INSTRUCTION:
Exactly as written, quote every line that follows, skipping the images.

Chart and figure data:
# # # #

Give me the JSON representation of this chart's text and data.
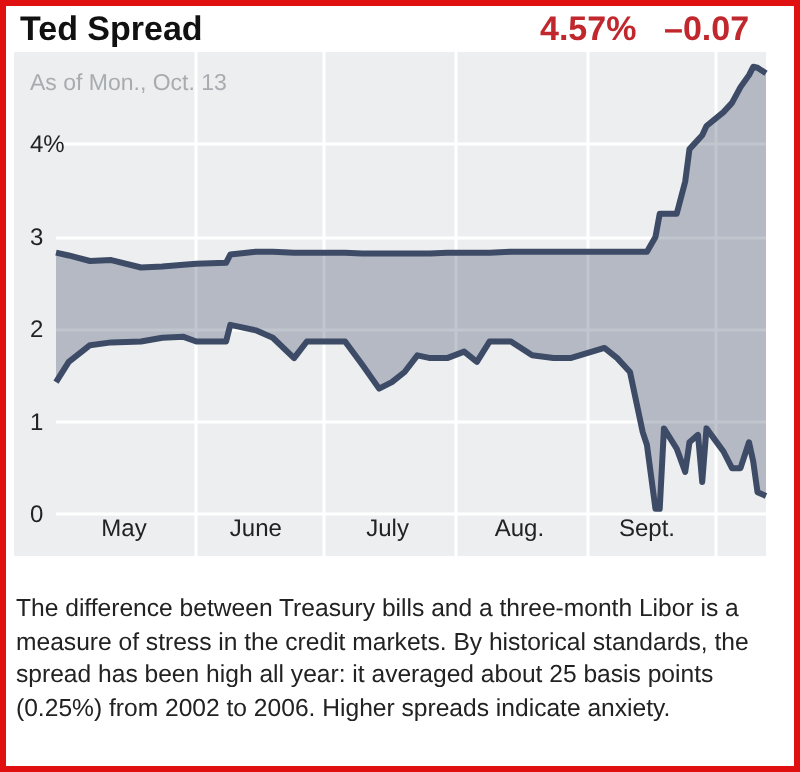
{
  "chart_data": {
    "type": "line",
    "title": "Ted Spread",
    "annotations": [
      "4.57%",
      "–0.07",
      "As of Mon., Oct. 13",
      "The difference between Treasury bills and a three-month Libor is a measure of stress in the credit markets. By historical standards, the spread has been high all year: it averaged about 25 basis points (0.25%) from 2002 to 2006. Higher spreads indicate anxiety."
    ],
    "x": [
      "--04-29",
      "--05-02",
      "--05-07",
      "--05-12",
      "--05-19",
      "--05-24",
      "--05-29",
      "--06-01",
      "--06-08",
      "--06-09",
      "--06-15",
      "--06-19",
      "--06-24",
      "--06-27",
      "--07-06",
      "--07-10",
      "--07-14",
      "--07-17",
      "--07-20",
      "--07-23",
      "--07-26",
      "--07-30",
      "--08-03",
      "--08-06",
      "--08-09",
      "--08-14",
      "--08-19",
      "--08-24",
      "--08-28",
      "--09-05",
      "--09-08",
      "--09-11",
      "--09-14",
      "--09-15",
      "--09-17",
      "--09-18",
      "--09-19",
      "--09-22",
      "--09-24",
      "--09-25",
      "--09-27",
      "--09-28",
      "--09-29",
      "--10-03",
      "--10-05",
      "--10-07",
      "--10-09",
      "--10-10",
      "--10-11",
      "--10-13"
    ],
    "series": [
      {
        "color": "#3d4b66",
        "values": [
          1.43,
          1.65,
          1.83,
          1.86,
          1.87,
          1.91,
          1.92,
          1.87,
          1.87,
          2.05,
          1.99,
          1.91,
          1.69,
          1.87,
          1.87,
          1.62,
          1.36,
          1.43,
          1.54,
          1.72,
          1.69,
          1.69,
          1.76,
          1.65,
          1.87,
          1.87,
          1.72,
          1.69,
          1.69,
          1.8,
          1.69,
          1.54,
          0.89,
          0.75,
          0.06,
          0.06,
          0.93,
          0.71,
          0.46,
          0.78,
          0.86,
          0.35,
          0.93,
          0.68,
          0.5,
          0.5,
          0.78,
          0.57,
          0.24,
          0.2
        ]
      },
      {
        "color": "#3d4b66",
        "values": [
          2.83,
          2.8,
          2.74,
          2.75,
          2.67,
          2.68,
          2.7,
          2.71,
          2.72,
          2.81,
          2.84,
          2.84,
          2.83,
          2.83,
          2.83,
          2.82,
          2.82,
          2.82,
          2.82,
          2.82,
          2.82,
          2.83,
          2.83,
          2.83,
          2.83,
          2.84,
          2.84,
          2.84,
          2.84,
          2.84,
          2.84,
          2.84,
          2.84,
          2.84,
          3,
          3.25,
          3.25,
          3.25,
          3.6,
          3.95,
          4.05,
          4.1,
          4.2,
          4.35,
          4.45,
          4.62,
          4.75,
          4.84,
          4.83,
          4.77
        ],
        "lower": [
          1.43,
          1.65,
          1.83,
          1.86,
          1.87,
          1.91,
          1.92,
          1.87,
          1.87,
          2.05,
          1.99,
          1.91,
          1.69,
          1.87,
          1.87,
          1.62,
          1.36,
          1.43,
          1.54,
          1.72,
          1.69,
          1.69,
          1.76,
          1.65,
          1.87,
          1.87,
          1.72,
          1.69,
          1.69,
          1.8,
          1.69,
          1.54,
          0.89,
          0.75,
          0.06,
          0.06,
          0.93,
          0.71,
          0.46,
          0.78,
          0.86,
          0.35,
          0.93,
          0.68,
          0.5,
          0.5,
          0.78,
          0.57,
          0.24,
          0.2
        ],
        "upper": [
          2.83,
          2.8,
          2.74,
          2.75,
          2.67,
          2.68,
          2.7,
          2.71,
          2.72,
          2.81,
          2.84,
          2.84,
          2.83,
          2.83,
          2.83,
          2.82,
          2.82,
          2.82,
          2.82,
          2.82,
          2.82,
          2.83,
          2.83,
          2.83,
          2.83,
          2.84,
          2.84,
          2.84,
          2.84,
          2.84,
          2.84,
          2.84,
          2.84,
          2.84,
          3,
          3.25,
          3.25,
          3.25,
          3.6,
          3.95,
          4.05,
          4.1,
          4.2,
          4.35,
          4.45,
          4.62,
          4.75,
          4.84,
          4.83,
          4.77
        ]
      }
    ],
    "xlim": [
      "--04-29",
      "--10-13"
    ],
    "xticks": [
      {
        "value": "--05-15",
        "label": "May"
      },
      {
        "value": "--06-01",
        "label": null
      },
      {
        "value": "--06-15",
        "label": "June"
      },
      {
        "value": "--07-01",
        "label": null
      },
      {
        "value": "--07-16",
        "label": "July"
      },
      {
        "value": "--08-01",
        "label": null
      },
      {
        "value": "--08-16",
        "label": "Aug."
      },
      {
        "value": "--09-01",
        "label": null
      },
      {
        "value": "--09-15",
        "label": "Sept."
      },
      {
        "value": "--10-01",
        "label": null
      }
    ],
    "ylim": [
      -0.45,
      5
    ],
    "yticks": [
      0,
      1,
      2,
      3,
      {
        "value": 4,
        "label": "4%"
      }
    ],
    "grid": true,
    "marker": "none",
    "line_style": "solid"
  }
}
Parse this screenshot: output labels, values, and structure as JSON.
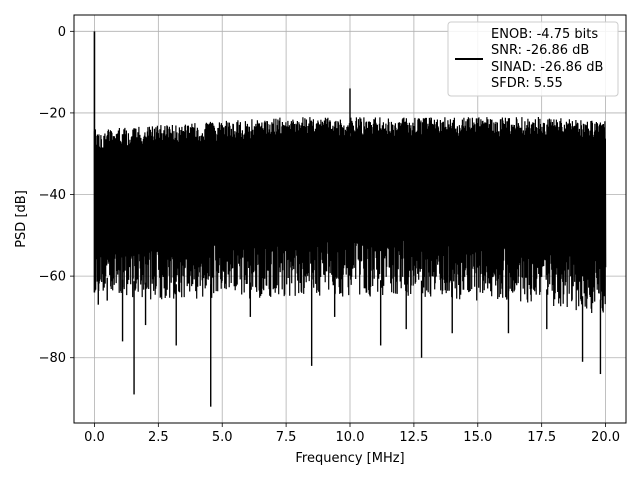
{
  "chart_data": {
    "type": "line",
    "title": "",
    "xlabel": "Frequency [MHz]",
    "ylabel": "PSD [dB]",
    "xlim": [
      -0.8,
      20.8
    ],
    "ylim": [
      -96,
      4
    ],
    "x_ticks": [
      0.0,
      2.5,
      5.0,
      7.5,
      10.0,
      12.5,
      15.0,
      17.5,
      20.0
    ],
    "x_tick_labels": [
      "0.0",
      "2.5",
      "5.0",
      "7.5",
      "10.0",
      "12.5",
      "15.0",
      "17.5",
      "20.0"
    ],
    "y_ticks": [
      0,
      -20,
      -40,
      -60,
      -80
    ],
    "y_tick_labels": [
      "0",
      "−20",
      "−40",
      "−60",
      "−80"
    ],
    "grid": true,
    "legend_position": "top-right",
    "series": [
      {
        "color": "#000000",
        "x_range": [
          0.0,
          20.0
        ],
        "peak_frequency": 0.0,
        "peak_value": 0.0,
        "spur_frequency": 10.0,
        "spur_value": -14,
        "noise_upper": [
          [
            0.0,
            -24
          ],
          [
            2.5,
            -23
          ],
          [
            5.0,
            -22
          ],
          [
            7.5,
            -21
          ],
          [
            10.0,
            -21
          ],
          [
            12.5,
            -21
          ],
          [
            15.0,
            -21
          ],
          [
            17.5,
            -21
          ],
          [
            20.0,
            -22
          ]
        ],
        "noise_lower": [
          [
            0.0,
            -64
          ],
          [
            2.5,
            -66
          ],
          [
            5.0,
            -66
          ],
          [
            7.5,
            -65
          ],
          [
            10.0,
            -65
          ],
          [
            12.5,
            -65
          ],
          [
            15.0,
            -66
          ],
          [
            17.5,
            -67
          ],
          [
            20.0,
            -70
          ]
        ],
        "deep_dips": [
          [
            0.15,
            -67
          ],
          [
            0.5,
            -66
          ],
          [
            1.1,
            -76
          ],
          [
            1.55,
            -89
          ],
          [
            2.0,
            -72
          ],
          [
            3.2,
            -77
          ],
          [
            4.55,
            -92
          ],
          [
            6.1,
            -70
          ],
          [
            8.5,
            -82
          ],
          [
            9.4,
            -70
          ],
          [
            11.2,
            -77
          ],
          [
            12.2,
            -73
          ],
          [
            12.8,
            -80
          ],
          [
            14.0,
            -74
          ],
          [
            16.2,
            -74
          ],
          [
            17.7,
            -73
          ],
          [
            19.1,
            -81
          ],
          [
            19.8,
            -84
          ]
        ]
      }
    ],
    "legend": {
      "entries": [
        "ENOB: -4.75 bits",
        "SNR: -26.86 dB",
        "SINAD: -26.86 dB",
        "SFDR: 5.55"
      ]
    }
  }
}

# # # #

THE ANSWER:
Give me the JSON representation of this chart's text and data.
{
  "chart_data": {
    "type": "line",
    "title": "Ted Spread",
    "annotations": [
      "4.57%",
      "–0.07",
      "As of Mon., Oct. 13",
      "The difference between Treasury bills and a three-month Libor is a measure of stress in the credit markets. By historical standards, the spread has been high all year: it averaged about 25 basis points (0.25%) from 2002 to 2006. Higher spreads indicate anxiety."
    ],
    "x": [
      "--04-29",
      "--05-02",
      "--05-07",
      "--05-12",
      "--05-19",
      "--05-24",
      "--05-29",
      "--06-01",
      "--06-08",
      "--06-09",
      "--06-15",
      "--06-19",
      "--06-24",
      "--06-27",
      "--07-06",
      "--07-10",
      "--07-14",
      "--07-17",
      "--07-20",
      "--07-23",
      "--07-26",
      "--07-30",
      "--08-03",
      "--08-06",
      "--08-09",
      "--08-14",
      "--08-19",
      "--08-24",
      "--08-28",
      "--09-05",
      "--09-08",
      "--09-11",
      "--09-14",
      "--09-15",
      "--09-17",
      "--09-18",
      "--09-19",
      "--09-22",
      "--09-24",
      "--09-25",
      "--09-27",
      "--09-28",
      "--09-29",
      "--10-03",
      "--10-05",
      "--10-07",
      "--10-09",
      "--10-10",
      "--10-11",
      "--10-13"
    ],
    "series": [
      {
        "color": "#3d4b66",
        "values": [
          1.43,
          1.65,
          1.83,
          1.86,
          1.87,
          1.91,
          1.92,
          1.87,
          1.87,
          2.05,
          1.99,
          1.91,
          1.69,
          1.87,
          1.87,
          1.62,
          1.36,
          1.43,
          1.54,
          1.72,
          1.69,
          1.69,
          1.76,
          1.65,
          1.87,
          1.87,
          1.72,
          1.69,
          1.69,
          1.8,
          1.69,
          1.54,
          0.89,
          0.75,
          0.06,
          0.06,
          0.93,
          0.71,
          0.46,
          0.78,
          0.86,
          0.35,
          0.93,
          0.68,
          0.5,
          0.5,
          0.78,
          0.57,
          0.24,
          0.2
        ]
      },
      {
        "color": "#3d4b66",
        "values": [
          2.83,
          2.8,
          2.74,
          2.75,
          2.67,
          2.68,
          2.7,
          2.71,
          2.72,
          2.81,
          2.84,
          2.84,
          2.83,
          2.83,
          2.83,
          2.82,
          2.82,
          2.82,
          2.82,
          2.82,
          2.82,
          2.83,
          2.83,
          2.83,
          2.83,
          2.84,
          2.84,
          2.84,
          2.84,
          2.84,
          2.84,
          2.84,
          2.84,
          2.84,
          3,
          3.25,
          3.25,
          3.25,
          3.6,
          3.95,
          4.05,
          4.1,
          4.2,
          4.35,
          4.45,
          4.62,
          4.75,
          4.84,
          4.83,
          4.77
        ],
        "lower": [
          1.43,
          1.65,
          1.83,
          1.86,
          1.87,
          1.91,
          1.92,
          1.87,
          1.87,
          2.05,
          1.99,
          1.91,
          1.69,
          1.87,
          1.87,
          1.62,
          1.36,
          1.43,
          1.54,
          1.72,
          1.69,
          1.69,
          1.76,
          1.65,
          1.87,
          1.87,
          1.72,
          1.69,
          1.69,
          1.8,
          1.69,
          1.54,
          0.89,
          0.75,
          0.06,
          0.06,
          0.93,
          0.71,
          0.46,
          0.78,
          0.86,
          0.35,
          0.93,
          0.68,
          0.5,
          0.5,
          0.78,
          0.57,
          0.24,
          0.2
        ],
        "upper": [
          2.83,
          2.8,
          2.74,
          2.75,
          2.67,
          2.68,
          2.7,
          2.71,
          2.72,
          2.81,
          2.84,
          2.84,
          2.83,
          2.83,
          2.83,
          2.82,
          2.82,
          2.82,
          2.82,
          2.82,
          2.82,
          2.83,
          2.83,
          2.83,
          2.83,
          2.84,
          2.84,
          2.84,
          2.84,
          2.84,
          2.84,
          2.84,
          2.84,
          2.84,
          3,
          3.25,
          3.25,
          3.25,
          3.6,
          3.95,
          4.05,
          4.1,
          4.2,
          4.35,
          4.45,
          4.62,
          4.75,
          4.84,
          4.83,
          4.77
        ]
      }
    ],
    "xlim": [
      "--04-29",
      "--10-13"
    ],
    "xticks": [
      {
        "value": "--05-15",
        "label": "May"
      },
      {
        "value": "--06-01",
        "label": null
      },
      {
        "value": "--06-15",
        "label": "June"
      },
      {
        "value": "--07-01",
        "label": null
      },
      {
        "value": "--07-16",
        "label": "July"
      },
      {
        "value": "--08-01",
        "label": null
      },
      {
        "value": "--08-16",
        "label": "Aug."
      },
      {
        "value": "--09-01",
        "label": null
      },
      {
        "value": "--09-15",
        "label": "Sept."
      },
      {
        "value": "--10-01",
        "label": null
      }
    ],
    "ylim": [
      -0.45,
      5
    ],
    "yticks": [
      0,
      1,
      2,
      3,
      {
        "value": 4,
        "label": "4%"
      }
    ],
    "grid": true,
    "marker": "none",
    "line_style": "solid"
  }
}
Parse this screenshot: output labels, values, and structure as JSON.
{
  "chart_data": {
    "type": "line",
    "title": "",
    "xlabel": "Frequency [MHz]",
    "ylabel": "PSD [dB]",
    "xlim": [
      -0.8,
      20.8
    ],
    "ylim": [
      -96,
      4
    ],
    "x_ticks": [
      0.0,
      2.5,
      5.0,
      7.5,
      10.0,
      12.5,
      15.0,
      17.5,
      20.0
    ],
    "x_tick_labels": [
      "0.0",
      "2.5",
      "5.0",
      "7.5",
      "10.0",
      "12.5",
      "15.0",
      "17.5",
      "20.0"
    ],
    "y_ticks": [
      0,
      -20,
      -40,
      -60,
      -80
    ],
    "y_tick_labels": [
      "0",
      "−20",
      "−40",
      "−60",
      "−80"
    ],
    "grid": true,
    "legend_position": "top-right",
    "series": [
      {
        "color": "#000000",
        "x_range": [
          0.0,
          20.0
        ],
        "peak_frequency": 0.0,
        "peak_value": 0.0,
        "spur_frequency": 10.0,
        "spur_value": -14,
        "noise_upper": [
          [
            0.0,
            -24
          ],
          [
            2.5,
            -23
          ],
          [
            5.0,
            -22
          ],
          [
            7.5,
            -21
          ],
          [
            10.0,
            -21
          ],
          [
            12.5,
            -21
          ],
          [
            15.0,
            -21
          ],
          [
            17.5,
            -21
          ],
          [
            20.0,
            -22
          ]
        ],
        "noise_lower": [
          [
            0.0,
            -64
          ],
          [
            2.5,
            -66
          ],
          [
            5.0,
            -66
          ],
          [
            7.5,
            -65
          ],
          [
            10.0,
            -65
          ],
          [
            12.5,
            -65
          ],
          [
            15.0,
            -66
          ],
          [
            17.5,
            -67
          ],
          [
            20.0,
            -70
          ]
        ],
        "deep_dips": [
          [
            0.15,
            -67
          ],
          [
            0.5,
            -66
          ],
          [
            1.1,
            -76
          ],
          [
            1.55,
            -89
          ],
          [
            2.0,
            -72
          ],
          [
            3.2,
            -77
          ],
          [
            4.55,
            -92
          ],
          [
            6.1,
            -70
          ],
          [
            8.5,
            -82
          ],
          [
            9.4,
            -70
          ],
          [
            11.2,
            -77
          ],
          [
            12.2,
            -73
          ],
          [
            12.8,
            -80
          ],
          [
            14.0,
            -74
          ],
          [
            16.2,
            -74
          ],
          [
            17.7,
            -73
          ],
          [
            19.1,
            -81
          ],
          [
            19.8,
            -84
          ]
        ]
      }
    ],
    "legend": {
      "entries": [
        "ENOB: -4.75 bits",
        "SNR: -26.86 dB",
        "SINAD: -26.86 dB",
        "SFDR: 5.55"
      ]
    }
  }
}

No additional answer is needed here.